[Aim of the task] Reproduce the listing below in its entirety. Change nothing.

■ ■ ■ ■

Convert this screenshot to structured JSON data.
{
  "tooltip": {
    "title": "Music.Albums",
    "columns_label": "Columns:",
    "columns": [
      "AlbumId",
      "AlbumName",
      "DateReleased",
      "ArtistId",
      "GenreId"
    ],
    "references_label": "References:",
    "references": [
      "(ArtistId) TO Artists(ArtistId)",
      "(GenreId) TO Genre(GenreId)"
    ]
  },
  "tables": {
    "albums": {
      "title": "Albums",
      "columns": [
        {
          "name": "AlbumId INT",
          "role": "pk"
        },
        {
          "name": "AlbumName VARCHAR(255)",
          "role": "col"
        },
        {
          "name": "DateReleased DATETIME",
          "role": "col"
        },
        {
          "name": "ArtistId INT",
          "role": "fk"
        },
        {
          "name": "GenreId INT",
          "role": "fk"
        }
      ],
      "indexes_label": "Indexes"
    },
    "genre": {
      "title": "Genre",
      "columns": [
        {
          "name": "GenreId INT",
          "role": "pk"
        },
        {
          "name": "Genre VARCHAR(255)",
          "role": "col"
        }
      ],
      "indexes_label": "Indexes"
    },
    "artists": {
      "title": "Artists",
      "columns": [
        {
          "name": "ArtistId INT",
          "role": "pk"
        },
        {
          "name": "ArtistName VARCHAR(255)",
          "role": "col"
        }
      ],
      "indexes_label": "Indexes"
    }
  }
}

■ ■ ■ ■

[Right answer]
Convert this screenshot to structured JSON data.
{
  "tooltip": {
    "title": "Music.Albums",
    "columns_label": "Columns:",
    "columns": [
      "AlbumId",
      "AlbumName",
      "DateReleased",
      "ArtistId",
      "GenreId"
    ],
    "references_label": "References:",
    "references": [
      "(ArtistId) TO Artists(ArtistId)",
      "(GenreId) TO Genre(GenreId)"
    ]
  },
  "tables": {
    "albums": {
      "title": "Albums",
      "columns": [
        {
          "name": "AlbumId INT",
          "role": "pk"
        },
        {
          "name": "AlbumName VARCHAR(255)",
          "role": "col"
        },
        {
          "name": "DateReleased DATETIME",
          "role": "col"
        },
        {
          "name": "ArtistId INT",
          "role": "fk"
        },
        {
          "name": "GenreId INT",
          "role": "fk"
        }
      ],
      "indexes_label": "Indexes"
    },
    "genre": {
      "title": "Genre",
      "columns": [
        {
          "name": "GenreId INT",
          "role": "pk"
        },
        {
          "name": "Genre VARCHAR(255)",
          "role": "col"
        }
      ],
      "indexes_label": "Indexes"
    },
    "artists": {
      "title": "Artists",
      "columns": [
        {
          "name": "ArtistId INT",
          "role": "pk"
        },
        {
          "name": "ArtistName VARCHAR(255)",
          "role": "col"
        }
      ],
      "indexes_label": "Indexes"
    }
  }
}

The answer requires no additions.